═══ AVAILABLE DATA

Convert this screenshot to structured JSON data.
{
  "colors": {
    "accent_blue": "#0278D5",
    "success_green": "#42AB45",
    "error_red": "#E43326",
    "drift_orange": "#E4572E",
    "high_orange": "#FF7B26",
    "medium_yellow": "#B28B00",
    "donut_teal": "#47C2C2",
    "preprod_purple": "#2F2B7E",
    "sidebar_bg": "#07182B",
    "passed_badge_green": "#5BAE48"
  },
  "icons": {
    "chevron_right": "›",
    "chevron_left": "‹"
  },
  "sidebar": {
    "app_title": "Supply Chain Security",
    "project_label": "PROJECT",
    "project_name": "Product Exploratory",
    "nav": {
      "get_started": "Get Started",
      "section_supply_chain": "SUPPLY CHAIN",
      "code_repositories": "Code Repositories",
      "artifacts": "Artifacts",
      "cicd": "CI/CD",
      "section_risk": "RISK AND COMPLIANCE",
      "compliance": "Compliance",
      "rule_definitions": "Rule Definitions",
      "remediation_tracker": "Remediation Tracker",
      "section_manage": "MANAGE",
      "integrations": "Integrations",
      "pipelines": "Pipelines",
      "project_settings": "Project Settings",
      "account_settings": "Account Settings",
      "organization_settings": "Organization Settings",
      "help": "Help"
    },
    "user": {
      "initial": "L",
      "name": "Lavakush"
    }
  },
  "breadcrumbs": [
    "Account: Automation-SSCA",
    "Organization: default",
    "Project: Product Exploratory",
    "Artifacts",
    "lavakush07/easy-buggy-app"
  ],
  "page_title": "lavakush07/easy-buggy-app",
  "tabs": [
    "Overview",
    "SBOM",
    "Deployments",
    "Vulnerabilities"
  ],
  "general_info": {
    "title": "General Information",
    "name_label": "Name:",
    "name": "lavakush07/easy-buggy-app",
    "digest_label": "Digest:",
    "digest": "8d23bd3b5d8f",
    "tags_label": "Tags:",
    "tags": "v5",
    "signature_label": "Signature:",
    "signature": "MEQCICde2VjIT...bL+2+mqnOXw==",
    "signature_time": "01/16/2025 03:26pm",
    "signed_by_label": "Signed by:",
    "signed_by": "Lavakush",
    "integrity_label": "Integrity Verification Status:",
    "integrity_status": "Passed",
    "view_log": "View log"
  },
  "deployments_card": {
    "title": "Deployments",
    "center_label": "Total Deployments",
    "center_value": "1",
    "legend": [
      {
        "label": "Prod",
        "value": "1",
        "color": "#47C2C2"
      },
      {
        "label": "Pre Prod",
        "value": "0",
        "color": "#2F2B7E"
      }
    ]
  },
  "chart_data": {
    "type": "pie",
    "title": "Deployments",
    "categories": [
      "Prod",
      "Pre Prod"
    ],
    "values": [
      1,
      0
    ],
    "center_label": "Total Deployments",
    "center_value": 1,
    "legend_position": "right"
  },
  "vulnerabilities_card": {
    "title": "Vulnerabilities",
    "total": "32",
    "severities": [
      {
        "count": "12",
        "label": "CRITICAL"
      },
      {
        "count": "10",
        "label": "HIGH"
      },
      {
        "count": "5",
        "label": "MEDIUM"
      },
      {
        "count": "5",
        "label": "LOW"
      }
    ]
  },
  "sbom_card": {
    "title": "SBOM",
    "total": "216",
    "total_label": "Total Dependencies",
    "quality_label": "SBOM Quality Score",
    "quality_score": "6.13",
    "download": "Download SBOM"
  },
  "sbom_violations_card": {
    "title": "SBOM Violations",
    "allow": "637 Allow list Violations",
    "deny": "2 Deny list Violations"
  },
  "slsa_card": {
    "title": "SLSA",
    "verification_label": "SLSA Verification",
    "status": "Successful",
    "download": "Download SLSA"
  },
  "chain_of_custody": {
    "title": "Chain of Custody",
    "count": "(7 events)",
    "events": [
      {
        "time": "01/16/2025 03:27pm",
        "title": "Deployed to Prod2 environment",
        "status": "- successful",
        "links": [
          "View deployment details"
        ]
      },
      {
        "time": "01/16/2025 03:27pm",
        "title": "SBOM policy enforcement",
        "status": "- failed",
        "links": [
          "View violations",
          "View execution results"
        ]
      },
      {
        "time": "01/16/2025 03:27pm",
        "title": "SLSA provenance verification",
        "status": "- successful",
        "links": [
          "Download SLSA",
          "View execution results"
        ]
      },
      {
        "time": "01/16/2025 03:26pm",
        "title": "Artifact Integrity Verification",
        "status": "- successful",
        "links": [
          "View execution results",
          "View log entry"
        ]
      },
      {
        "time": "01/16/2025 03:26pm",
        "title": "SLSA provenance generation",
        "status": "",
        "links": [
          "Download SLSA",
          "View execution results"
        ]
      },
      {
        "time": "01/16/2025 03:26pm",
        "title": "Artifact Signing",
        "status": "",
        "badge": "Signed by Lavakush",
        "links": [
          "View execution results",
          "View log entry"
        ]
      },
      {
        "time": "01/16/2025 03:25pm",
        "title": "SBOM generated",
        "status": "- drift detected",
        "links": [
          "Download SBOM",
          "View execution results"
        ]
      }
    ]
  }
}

══════

*WRITTEN EXERCISE*
In the listing above, find the lines holding the word "easy" and copy them.

*PROBLEM SOLUTION*
    "lavakush07/easy-buggy-app"
  "page_title": "lavakush07/easy-buggy-app",
    "name": "lavakush07/easy-buggy-app",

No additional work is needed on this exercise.